Given exercise => Copy the lines word for word, starting at the first one and going up to and including the line that contains "person: 陈 列 <box>158 716 207 735</box>".

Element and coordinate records
---*---
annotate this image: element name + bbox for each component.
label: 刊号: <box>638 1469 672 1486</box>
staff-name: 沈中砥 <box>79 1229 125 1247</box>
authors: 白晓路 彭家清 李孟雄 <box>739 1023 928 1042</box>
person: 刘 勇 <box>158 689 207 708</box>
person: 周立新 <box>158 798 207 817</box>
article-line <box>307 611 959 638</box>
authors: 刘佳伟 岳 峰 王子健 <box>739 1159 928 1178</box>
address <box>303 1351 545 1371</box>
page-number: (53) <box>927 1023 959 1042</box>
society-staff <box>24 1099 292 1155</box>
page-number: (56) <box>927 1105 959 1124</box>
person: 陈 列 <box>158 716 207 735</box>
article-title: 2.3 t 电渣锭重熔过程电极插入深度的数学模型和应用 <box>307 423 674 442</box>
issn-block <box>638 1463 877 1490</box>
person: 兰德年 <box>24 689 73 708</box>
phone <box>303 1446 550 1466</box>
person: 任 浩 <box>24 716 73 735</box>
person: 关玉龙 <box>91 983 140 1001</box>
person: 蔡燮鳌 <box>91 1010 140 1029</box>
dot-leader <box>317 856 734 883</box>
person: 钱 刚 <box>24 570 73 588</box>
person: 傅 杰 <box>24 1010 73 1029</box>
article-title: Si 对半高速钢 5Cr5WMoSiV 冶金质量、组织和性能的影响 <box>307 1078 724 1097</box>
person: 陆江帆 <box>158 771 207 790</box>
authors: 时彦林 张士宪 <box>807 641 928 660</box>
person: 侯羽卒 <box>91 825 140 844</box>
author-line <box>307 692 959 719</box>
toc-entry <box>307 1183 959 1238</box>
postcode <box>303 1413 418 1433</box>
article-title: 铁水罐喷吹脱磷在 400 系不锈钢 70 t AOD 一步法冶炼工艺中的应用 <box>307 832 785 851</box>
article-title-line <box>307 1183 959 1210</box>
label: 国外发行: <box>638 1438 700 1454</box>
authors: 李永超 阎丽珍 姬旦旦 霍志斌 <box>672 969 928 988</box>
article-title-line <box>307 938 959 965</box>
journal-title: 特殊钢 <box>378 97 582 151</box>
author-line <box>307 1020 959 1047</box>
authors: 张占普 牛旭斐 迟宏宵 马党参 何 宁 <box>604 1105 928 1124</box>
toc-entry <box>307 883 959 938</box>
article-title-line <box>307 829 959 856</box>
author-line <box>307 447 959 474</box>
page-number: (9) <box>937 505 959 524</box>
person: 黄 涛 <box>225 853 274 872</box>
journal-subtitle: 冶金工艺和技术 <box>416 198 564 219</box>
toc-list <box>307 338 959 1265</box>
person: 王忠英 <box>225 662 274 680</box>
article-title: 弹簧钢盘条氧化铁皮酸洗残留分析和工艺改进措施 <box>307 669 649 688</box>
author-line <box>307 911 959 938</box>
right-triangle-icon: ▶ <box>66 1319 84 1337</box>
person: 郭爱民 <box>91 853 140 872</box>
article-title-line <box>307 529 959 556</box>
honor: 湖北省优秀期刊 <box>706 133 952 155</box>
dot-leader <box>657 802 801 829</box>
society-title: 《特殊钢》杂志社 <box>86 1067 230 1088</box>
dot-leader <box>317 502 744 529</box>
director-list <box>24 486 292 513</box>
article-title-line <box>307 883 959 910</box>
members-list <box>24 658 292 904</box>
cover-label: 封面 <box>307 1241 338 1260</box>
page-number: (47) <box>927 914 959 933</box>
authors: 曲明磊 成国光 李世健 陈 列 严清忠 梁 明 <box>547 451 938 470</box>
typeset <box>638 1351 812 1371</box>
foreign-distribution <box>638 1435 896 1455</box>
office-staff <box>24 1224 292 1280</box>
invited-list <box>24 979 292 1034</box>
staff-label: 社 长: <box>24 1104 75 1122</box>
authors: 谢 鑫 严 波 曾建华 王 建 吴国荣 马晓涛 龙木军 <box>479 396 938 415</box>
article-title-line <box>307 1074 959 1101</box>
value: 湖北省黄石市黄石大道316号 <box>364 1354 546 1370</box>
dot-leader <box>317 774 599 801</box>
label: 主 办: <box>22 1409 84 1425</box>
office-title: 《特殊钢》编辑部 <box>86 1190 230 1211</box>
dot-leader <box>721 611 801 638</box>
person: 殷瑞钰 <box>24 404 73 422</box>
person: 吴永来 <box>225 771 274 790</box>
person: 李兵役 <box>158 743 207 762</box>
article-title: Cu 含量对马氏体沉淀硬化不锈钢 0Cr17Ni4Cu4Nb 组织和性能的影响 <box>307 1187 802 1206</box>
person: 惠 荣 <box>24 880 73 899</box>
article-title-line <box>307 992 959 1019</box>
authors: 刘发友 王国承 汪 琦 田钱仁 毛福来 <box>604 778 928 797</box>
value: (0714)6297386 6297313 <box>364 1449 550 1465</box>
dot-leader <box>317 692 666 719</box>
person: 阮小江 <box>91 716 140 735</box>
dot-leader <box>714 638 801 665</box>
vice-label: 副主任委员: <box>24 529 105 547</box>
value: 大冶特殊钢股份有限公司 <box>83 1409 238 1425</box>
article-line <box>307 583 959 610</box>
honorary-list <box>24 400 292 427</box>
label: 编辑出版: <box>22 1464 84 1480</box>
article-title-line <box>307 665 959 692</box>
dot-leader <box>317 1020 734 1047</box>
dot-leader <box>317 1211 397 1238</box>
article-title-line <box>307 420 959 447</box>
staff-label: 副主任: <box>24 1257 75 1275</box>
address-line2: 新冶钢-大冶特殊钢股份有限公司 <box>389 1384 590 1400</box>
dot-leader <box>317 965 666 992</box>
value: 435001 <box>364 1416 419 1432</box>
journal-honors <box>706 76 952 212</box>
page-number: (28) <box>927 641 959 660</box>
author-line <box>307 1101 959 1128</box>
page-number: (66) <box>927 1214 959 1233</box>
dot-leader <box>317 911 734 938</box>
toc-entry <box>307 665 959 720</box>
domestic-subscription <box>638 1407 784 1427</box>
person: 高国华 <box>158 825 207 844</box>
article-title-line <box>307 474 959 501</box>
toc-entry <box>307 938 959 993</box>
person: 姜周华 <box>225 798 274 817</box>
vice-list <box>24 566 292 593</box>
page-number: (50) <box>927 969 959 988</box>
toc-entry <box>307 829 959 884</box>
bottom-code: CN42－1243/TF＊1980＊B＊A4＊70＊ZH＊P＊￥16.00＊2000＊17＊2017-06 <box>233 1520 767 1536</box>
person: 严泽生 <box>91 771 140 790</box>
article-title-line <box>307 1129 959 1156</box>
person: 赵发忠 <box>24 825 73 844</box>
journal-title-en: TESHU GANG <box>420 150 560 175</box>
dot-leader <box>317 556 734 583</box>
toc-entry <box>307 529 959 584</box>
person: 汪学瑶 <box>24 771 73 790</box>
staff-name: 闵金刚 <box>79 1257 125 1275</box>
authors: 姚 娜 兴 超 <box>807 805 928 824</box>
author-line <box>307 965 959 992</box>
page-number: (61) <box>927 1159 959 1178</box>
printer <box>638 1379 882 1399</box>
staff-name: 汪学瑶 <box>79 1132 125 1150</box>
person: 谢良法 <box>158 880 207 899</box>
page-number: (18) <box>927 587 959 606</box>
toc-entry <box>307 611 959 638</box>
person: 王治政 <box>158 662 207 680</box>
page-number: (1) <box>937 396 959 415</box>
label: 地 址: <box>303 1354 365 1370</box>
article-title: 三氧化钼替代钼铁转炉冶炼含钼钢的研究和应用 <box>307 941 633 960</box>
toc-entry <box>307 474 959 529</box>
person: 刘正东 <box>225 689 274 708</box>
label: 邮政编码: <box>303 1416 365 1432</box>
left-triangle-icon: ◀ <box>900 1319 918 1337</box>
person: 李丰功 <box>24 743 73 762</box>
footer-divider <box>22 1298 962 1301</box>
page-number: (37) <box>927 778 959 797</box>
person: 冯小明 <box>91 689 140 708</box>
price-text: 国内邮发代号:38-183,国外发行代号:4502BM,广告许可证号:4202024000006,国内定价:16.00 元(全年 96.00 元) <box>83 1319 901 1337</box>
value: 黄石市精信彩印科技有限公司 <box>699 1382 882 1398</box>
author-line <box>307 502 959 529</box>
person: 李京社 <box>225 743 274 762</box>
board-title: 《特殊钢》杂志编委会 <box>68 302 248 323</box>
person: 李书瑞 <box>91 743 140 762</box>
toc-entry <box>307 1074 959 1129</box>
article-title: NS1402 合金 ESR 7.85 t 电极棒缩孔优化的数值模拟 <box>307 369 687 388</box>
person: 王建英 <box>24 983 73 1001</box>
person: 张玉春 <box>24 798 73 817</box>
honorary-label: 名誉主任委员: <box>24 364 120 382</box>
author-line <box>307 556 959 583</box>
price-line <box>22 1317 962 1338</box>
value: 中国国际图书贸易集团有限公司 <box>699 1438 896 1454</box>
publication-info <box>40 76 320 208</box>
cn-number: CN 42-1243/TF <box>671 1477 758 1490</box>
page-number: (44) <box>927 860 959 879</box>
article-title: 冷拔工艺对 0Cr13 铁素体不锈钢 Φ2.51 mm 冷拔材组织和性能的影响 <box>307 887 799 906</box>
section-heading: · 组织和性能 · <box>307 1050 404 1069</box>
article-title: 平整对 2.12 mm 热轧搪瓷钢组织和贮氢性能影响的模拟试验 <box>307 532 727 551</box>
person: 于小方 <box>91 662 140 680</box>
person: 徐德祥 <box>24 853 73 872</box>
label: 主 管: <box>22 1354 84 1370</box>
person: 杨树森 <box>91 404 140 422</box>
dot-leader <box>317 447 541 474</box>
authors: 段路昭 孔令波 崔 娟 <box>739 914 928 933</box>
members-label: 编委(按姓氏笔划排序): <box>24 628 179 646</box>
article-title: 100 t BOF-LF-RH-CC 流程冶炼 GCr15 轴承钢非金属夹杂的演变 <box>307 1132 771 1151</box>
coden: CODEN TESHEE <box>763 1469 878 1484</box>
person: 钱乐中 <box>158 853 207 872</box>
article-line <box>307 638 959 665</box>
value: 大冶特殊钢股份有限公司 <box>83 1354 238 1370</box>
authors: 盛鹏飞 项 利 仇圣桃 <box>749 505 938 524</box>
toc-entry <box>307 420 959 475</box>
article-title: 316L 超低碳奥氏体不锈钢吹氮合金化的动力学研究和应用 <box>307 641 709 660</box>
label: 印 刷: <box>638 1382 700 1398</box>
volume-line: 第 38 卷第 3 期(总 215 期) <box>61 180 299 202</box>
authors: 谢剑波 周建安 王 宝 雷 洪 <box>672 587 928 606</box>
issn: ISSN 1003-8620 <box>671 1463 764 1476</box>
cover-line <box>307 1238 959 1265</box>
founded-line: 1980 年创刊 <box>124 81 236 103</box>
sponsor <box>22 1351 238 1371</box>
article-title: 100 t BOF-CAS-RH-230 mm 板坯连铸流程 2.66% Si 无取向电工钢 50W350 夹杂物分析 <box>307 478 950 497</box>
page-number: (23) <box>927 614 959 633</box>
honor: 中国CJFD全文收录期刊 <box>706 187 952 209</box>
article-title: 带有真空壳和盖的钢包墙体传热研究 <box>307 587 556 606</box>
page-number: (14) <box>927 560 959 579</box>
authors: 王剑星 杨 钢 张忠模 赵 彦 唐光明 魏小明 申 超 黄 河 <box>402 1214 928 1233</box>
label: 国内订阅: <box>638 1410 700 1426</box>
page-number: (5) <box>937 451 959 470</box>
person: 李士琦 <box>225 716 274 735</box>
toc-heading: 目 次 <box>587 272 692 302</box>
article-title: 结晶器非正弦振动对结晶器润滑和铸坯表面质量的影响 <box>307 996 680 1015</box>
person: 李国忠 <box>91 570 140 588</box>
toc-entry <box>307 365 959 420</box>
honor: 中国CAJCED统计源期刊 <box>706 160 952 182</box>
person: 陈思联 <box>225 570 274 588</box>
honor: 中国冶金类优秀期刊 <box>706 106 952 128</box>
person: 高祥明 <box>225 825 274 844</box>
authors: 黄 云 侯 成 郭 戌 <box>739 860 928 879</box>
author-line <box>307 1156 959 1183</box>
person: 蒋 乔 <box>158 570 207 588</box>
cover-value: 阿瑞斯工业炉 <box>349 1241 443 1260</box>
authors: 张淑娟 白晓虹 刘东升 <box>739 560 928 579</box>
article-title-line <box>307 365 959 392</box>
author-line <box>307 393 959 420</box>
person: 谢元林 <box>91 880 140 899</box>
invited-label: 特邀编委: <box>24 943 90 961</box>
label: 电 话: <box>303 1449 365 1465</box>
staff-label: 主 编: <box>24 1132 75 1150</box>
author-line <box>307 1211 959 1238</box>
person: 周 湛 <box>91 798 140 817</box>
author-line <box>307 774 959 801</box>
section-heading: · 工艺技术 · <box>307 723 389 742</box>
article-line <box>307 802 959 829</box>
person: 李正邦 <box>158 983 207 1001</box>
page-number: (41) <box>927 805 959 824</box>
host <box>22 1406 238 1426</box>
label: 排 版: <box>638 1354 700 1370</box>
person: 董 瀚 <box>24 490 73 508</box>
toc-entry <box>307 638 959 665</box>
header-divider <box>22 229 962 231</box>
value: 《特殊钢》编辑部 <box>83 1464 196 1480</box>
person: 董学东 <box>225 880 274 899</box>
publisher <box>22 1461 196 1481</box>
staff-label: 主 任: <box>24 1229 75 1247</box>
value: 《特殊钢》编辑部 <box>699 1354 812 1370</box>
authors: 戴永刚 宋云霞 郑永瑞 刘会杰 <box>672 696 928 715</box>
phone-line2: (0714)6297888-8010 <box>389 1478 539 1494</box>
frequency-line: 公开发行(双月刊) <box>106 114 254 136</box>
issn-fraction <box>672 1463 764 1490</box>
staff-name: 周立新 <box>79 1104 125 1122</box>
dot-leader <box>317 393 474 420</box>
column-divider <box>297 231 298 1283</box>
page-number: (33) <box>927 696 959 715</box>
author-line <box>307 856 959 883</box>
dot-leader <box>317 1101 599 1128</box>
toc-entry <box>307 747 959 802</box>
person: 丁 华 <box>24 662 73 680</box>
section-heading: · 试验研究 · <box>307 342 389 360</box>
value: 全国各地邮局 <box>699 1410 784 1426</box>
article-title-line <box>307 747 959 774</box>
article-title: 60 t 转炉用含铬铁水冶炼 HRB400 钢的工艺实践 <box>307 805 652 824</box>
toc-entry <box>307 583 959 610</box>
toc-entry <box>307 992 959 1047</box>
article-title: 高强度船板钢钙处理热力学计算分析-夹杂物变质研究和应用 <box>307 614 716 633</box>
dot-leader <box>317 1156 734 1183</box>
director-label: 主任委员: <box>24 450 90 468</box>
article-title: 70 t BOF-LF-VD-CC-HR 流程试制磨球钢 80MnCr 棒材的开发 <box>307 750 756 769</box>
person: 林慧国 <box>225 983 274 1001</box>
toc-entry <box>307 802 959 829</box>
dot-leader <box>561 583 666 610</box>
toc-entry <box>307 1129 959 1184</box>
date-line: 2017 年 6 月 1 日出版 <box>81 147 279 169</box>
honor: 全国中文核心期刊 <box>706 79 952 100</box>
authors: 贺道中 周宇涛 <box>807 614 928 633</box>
---*---
Answer for the task =>
annotate this image: element name + bbox for each component.
label: 刊号: <box>638 1469 672 1486</box>
staff-name: 沈中砥 <box>79 1229 125 1247</box>
authors: 白晓路 彭家清 李孟雄 <box>739 1023 928 1042</box>
person: 刘 勇 <box>158 689 207 708</box>
person: 周立新 <box>158 798 207 817</box>
article-line <box>307 611 959 638</box>
authors: 刘佳伟 岳 峰 王子健 <box>739 1159 928 1178</box>
address <box>303 1351 545 1371</box>
page-number: (53) <box>927 1023 959 1042</box>
society-staff <box>24 1099 292 1155</box>
page-number: (56) <box>927 1105 959 1124</box>
person: 陈 列 <box>158 716 207 735</box>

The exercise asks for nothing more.